• SOURCE RECORDS:
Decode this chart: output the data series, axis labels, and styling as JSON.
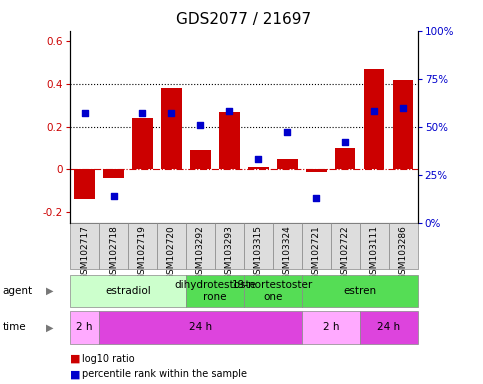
{
  "title": "GDS2077 / 21697",
  "samples": [
    "GSM102717",
    "GSM102718",
    "GSM102719",
    "GSM102720",
    "GSM103292",
    "GSM103293",
    "GSM103315",
    "GSM103324",
    "GSM102721",
    "GSM102722",
    "GSM103111",
    "GSM103286"
  ],
  "log10_ratio": [
    -0.14,
    -0.04,
    0.24,
    0.38,
    0.09,
    0.27,
    0.01,
    0.05,
    -0.01,
    0.1,
    0.47,
    0.42
  ],
  "percentile_rank": [
    0.57,
    0.14,
    0.57,
    0.57,
    0.51,
    0.58,
    0.33,
    0.47,
    0.13,
    0.42,
    0.58,
    0.6
  ],
  "bar_color": "#cc0000",
  "scatter_color": "#0000cc",
  "ylim_left": [
    -0.25,
    0.65
  ],
  "ylim_right": [
    0,
    1.0
  ],
  "yticks_left": [
    -0.2,
    0.0,
    0.2,
    0.4,
    0.6
  ],
  "yticks_right": [
    0.0,
    0.25,
    0.5,
    0.75,
    1.0
  ],
  "yticklabels_left": [
    "-0.2",
    "0",
    "0.2",
    "0.4",
    "0.6"
  ],
  "yticklabels_right": [
    "0%",
    "25%",
    "50%",
    "75%",
    "100%"
  ],
  "hline0_color": "#cc0000",
  "hline_color": "black",
  "agent_row": [
    {
      "label": "estradiol",
      "start": 0,
      "end": 4,
      "color": "#ccffcc"
    },
    {
      "label": "dihydrotestoste\nrone",
      "start": 4,
      "end": 6,
      "color": "#55dd55"
    },
    {
      "label": "19-nortestoster\none",
      "start": 6,
      "end": 8,
      "color": "#55dd55"
    },
    {
      "label": "estren",
      "start": 8,
      "end": 12,
      "color": "#55dd55"
    }
  ],
  "time_row": [
    {
      "label": "2 h",
      "start": 0,
      "end": 1,
      "color": "#ffaaff"
    },
    {
      "label": "24 h",
      "start": 1,
      "end": 8,
      "color": "#dd44dd"
    },
    {
      "label": "2 h",
      "start": 8,
      "end": 10,
      "color": "#ffaaff"
    },
    {
      "label": "24 h",
      "start": 10,
      "end": 12,
      "color": "#dd44dd"
    }
  ],
  "legend_red_label": "log10 ratio",
  "legend_blue_label": "percentile rank within the sample",
  "tick_fontsize": 7.5,
  "title_fontsize": 11,
  "sample_fontsize": 6.5,
  "row_fontsize": 7.5
}
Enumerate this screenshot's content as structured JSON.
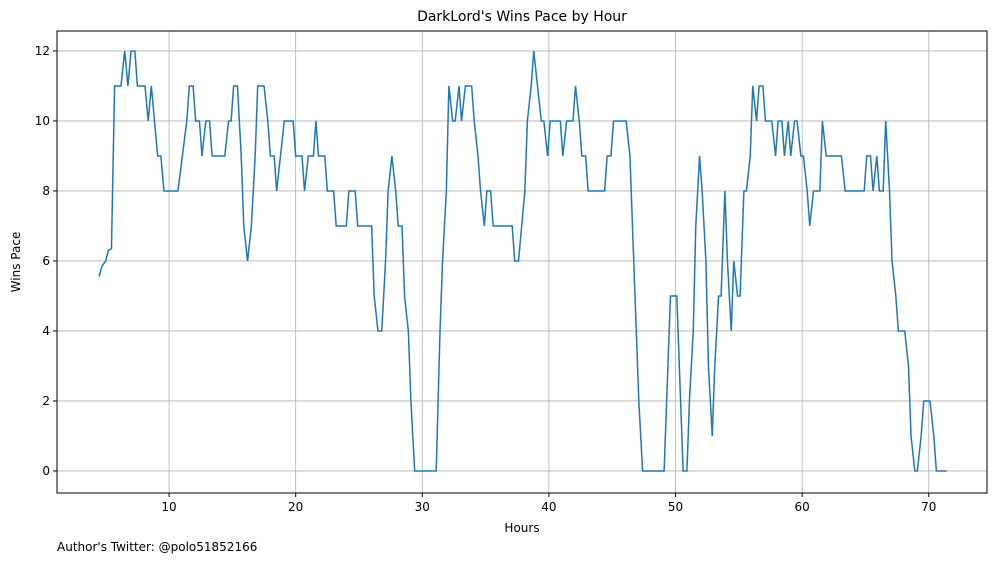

• WRITTEN TASK:
Copy the entries above faithfully and omit every image.

• ANSWER FOR THE TASK:
Decode this chart: output the data series, axis labels, and styling as JSON.
{
  "title": "GDS2077 / 21697",
  "samples": [
    "GSM102717",
    "GSM102718",
    "GSM102719",
    "GSM102720",
    "GSM103292",
    "GSM103293",
    "GSM103315",
    "GSM103324",
    "GSM102721",
    "GSM102722",
    "GSM103111",
    "GSM103286"
  ],
  "log10_ratio": [
    -0.14,
    -0.04,
    0.24,
    0.38,
    0.09,
    0.27,
    0.01,
    0.05,
    -0.01,
    0.1,
    0.47,
    0.42
  ],
  "percentile_rank": [
    0.57,
    0.14,
    0.57,
    0.57,
    0.51,
    0.58,
    0.33,
    0.47,
    0.13,
    0.42,
    0.58,
    0.6
  ],
  "bar_color": "#cc0000",
  "scatter_color": "#0000cc",
  "ylim_left": [
    -0.25,
    0.65
  ],
  "ylim_right": [
    0,
    1.0
  ],
  "yticks_left": [
    -0.2,
    0.0,
    0.2,
    0.4,
    0.6
  ],
  "yticks_right": [
    0.0,
    0.25,
    0.5,
    0.75,
    1.0
  ],
  "yticklabels_left": [
    "-0.2",
    "0",
    "0.2",
    "0.4",
    "0.6"
  ],
  "yticklabels_right": [
    "0%",
    "25%",
    "50%",
    "75%",
    "100%"
  ],
  "hline0_color": "#cc0000",
  "hline_color": "black",
  "agent_row": [
    {
      "label": "estradiol",
      "start": 0,
      "end": 4,
      "color": "#ccffcc"
    },
    {
      "label": "dihydrotestoste\nrone",
      "start": 4,
      "end": 6,
      "color": "#55dd55"
    },
    {
      "label": "19-nortestoster\none",
      "start": 6,
      "end": 8,
      "color": "#55dd55"
    },
    {
      "label": "estren",
      "start": 8,
      "end": 12,
      "color": "#55dd55"
    }
  ],
  "time_row": [
    {
      "label": "2 h",
      "start": 0,
      "end": 1,
      "color": "#ffaaff"
    },
    {
      "label": "24 h",
      "start": 1,
      "end": 8,
      "color": "#dd44dd"
    },
    {
      "label": "2 h",
      "start": 8,
      "end": 10,
      "color": "#ffaaff"
    },
    {
      "label": "24 h",
      "start": 10,
      "end": 12,
      "color": "#dd44dd"
    }
  ],
  "legend_red_label": "log10 ratio",
  "legend_blue_label": "percentile rank within the sample",
  "tick_fontsize": 7.5,
  "title_fontsize": 11,
  "sample_fontsize": 6.5,
  "row_fontsize": 7.5
}
Enumerate this screenshot's content as structured JSON.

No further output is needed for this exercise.